◆ Exercise prompt: How many lines in the records below hold the string "this"? Please answer with the number and nothing more.

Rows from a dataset
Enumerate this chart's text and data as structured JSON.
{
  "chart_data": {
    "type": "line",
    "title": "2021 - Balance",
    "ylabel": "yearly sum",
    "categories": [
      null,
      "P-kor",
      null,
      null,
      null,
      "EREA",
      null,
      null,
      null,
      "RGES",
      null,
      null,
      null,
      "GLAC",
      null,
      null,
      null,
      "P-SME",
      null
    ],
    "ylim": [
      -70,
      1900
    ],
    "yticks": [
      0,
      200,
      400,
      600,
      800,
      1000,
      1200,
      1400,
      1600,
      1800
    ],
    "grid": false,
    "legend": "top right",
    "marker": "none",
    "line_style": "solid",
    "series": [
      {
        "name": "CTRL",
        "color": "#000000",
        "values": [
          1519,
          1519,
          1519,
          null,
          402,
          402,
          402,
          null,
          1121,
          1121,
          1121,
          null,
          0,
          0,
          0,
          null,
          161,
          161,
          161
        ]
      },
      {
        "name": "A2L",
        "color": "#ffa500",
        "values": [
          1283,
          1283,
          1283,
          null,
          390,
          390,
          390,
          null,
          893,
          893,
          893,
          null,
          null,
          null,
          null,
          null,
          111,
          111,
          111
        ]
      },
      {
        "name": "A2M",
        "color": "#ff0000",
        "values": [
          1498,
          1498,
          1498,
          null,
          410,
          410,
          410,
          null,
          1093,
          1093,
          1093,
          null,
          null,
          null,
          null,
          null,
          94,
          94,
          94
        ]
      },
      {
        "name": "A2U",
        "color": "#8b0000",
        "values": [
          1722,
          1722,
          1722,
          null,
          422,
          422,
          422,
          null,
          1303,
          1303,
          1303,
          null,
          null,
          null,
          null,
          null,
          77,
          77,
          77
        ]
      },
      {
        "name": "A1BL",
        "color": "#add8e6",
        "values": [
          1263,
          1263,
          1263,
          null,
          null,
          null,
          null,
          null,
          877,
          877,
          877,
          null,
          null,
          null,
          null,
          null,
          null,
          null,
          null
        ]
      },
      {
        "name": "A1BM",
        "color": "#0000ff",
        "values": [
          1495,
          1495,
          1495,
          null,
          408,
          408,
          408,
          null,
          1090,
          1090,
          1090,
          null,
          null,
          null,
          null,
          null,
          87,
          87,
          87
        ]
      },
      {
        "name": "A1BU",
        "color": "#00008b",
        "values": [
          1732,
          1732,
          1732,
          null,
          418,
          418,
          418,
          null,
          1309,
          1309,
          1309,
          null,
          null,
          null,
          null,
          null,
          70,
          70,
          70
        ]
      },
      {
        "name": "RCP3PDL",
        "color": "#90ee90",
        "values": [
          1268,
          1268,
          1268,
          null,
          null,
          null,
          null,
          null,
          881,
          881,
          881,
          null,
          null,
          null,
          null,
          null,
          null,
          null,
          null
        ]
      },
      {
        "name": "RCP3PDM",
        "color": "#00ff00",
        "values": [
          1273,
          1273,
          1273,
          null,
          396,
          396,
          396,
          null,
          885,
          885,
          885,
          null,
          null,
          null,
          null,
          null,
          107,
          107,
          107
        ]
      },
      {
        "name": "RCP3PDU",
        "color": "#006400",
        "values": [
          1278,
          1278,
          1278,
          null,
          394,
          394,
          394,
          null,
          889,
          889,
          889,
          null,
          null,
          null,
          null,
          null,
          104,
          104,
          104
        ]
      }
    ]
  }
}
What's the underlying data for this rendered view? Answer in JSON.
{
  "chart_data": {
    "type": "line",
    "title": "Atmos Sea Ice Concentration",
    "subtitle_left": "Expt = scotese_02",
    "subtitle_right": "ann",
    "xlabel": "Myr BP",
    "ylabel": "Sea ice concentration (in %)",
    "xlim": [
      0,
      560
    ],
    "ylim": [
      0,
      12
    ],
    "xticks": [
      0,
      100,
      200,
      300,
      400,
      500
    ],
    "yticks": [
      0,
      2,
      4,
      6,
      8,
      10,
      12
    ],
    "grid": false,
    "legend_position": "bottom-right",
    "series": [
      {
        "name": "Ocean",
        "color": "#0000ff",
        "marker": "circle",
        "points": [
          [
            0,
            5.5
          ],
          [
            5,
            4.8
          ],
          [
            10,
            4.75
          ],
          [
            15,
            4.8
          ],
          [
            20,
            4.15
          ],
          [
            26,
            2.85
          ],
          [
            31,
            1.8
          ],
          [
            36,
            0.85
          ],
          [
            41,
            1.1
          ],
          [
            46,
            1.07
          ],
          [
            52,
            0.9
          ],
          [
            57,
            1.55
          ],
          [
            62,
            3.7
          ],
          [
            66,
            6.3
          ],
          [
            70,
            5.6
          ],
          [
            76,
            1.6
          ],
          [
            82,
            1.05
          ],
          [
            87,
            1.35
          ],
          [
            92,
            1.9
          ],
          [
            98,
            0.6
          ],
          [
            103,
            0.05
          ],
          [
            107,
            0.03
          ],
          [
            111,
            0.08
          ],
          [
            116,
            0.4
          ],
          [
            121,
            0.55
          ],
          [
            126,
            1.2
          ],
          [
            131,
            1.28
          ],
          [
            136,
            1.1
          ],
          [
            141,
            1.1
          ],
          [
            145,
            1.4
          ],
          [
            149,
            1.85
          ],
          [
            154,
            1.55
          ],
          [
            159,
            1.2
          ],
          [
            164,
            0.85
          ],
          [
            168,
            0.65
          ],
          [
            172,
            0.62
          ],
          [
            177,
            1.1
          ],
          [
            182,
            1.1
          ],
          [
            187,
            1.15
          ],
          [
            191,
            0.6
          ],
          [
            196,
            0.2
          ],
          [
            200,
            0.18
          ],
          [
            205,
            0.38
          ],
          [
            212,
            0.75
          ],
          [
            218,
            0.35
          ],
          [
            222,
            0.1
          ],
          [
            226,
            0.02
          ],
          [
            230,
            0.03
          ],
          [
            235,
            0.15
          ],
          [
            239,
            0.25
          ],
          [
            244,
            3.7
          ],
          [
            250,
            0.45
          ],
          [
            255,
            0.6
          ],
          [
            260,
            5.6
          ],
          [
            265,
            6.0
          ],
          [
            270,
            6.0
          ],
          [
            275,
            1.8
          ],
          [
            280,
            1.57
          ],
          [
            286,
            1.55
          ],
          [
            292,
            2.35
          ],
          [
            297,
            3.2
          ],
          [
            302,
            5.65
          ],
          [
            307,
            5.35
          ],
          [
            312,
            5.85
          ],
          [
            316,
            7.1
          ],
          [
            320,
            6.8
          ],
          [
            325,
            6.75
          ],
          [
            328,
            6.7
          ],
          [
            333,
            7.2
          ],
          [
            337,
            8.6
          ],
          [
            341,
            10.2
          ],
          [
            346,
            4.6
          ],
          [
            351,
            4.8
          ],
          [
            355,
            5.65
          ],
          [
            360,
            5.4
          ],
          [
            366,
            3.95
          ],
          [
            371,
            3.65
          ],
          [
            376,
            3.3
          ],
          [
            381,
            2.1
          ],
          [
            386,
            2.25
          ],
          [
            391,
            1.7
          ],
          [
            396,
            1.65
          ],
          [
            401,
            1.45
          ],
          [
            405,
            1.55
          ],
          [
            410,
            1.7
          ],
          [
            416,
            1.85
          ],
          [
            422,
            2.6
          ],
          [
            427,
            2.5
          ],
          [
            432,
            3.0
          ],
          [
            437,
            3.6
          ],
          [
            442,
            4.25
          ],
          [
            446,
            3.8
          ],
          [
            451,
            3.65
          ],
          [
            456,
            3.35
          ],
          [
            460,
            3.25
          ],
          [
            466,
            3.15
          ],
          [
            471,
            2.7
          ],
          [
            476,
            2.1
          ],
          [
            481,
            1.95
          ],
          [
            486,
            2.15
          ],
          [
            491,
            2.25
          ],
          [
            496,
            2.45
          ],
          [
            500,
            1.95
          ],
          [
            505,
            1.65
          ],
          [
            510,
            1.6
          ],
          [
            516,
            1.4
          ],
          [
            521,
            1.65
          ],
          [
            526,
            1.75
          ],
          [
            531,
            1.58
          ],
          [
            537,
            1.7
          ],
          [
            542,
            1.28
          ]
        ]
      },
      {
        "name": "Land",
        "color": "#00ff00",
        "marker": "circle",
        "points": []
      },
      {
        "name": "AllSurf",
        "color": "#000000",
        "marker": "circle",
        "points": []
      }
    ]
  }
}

◆ Complete response: 2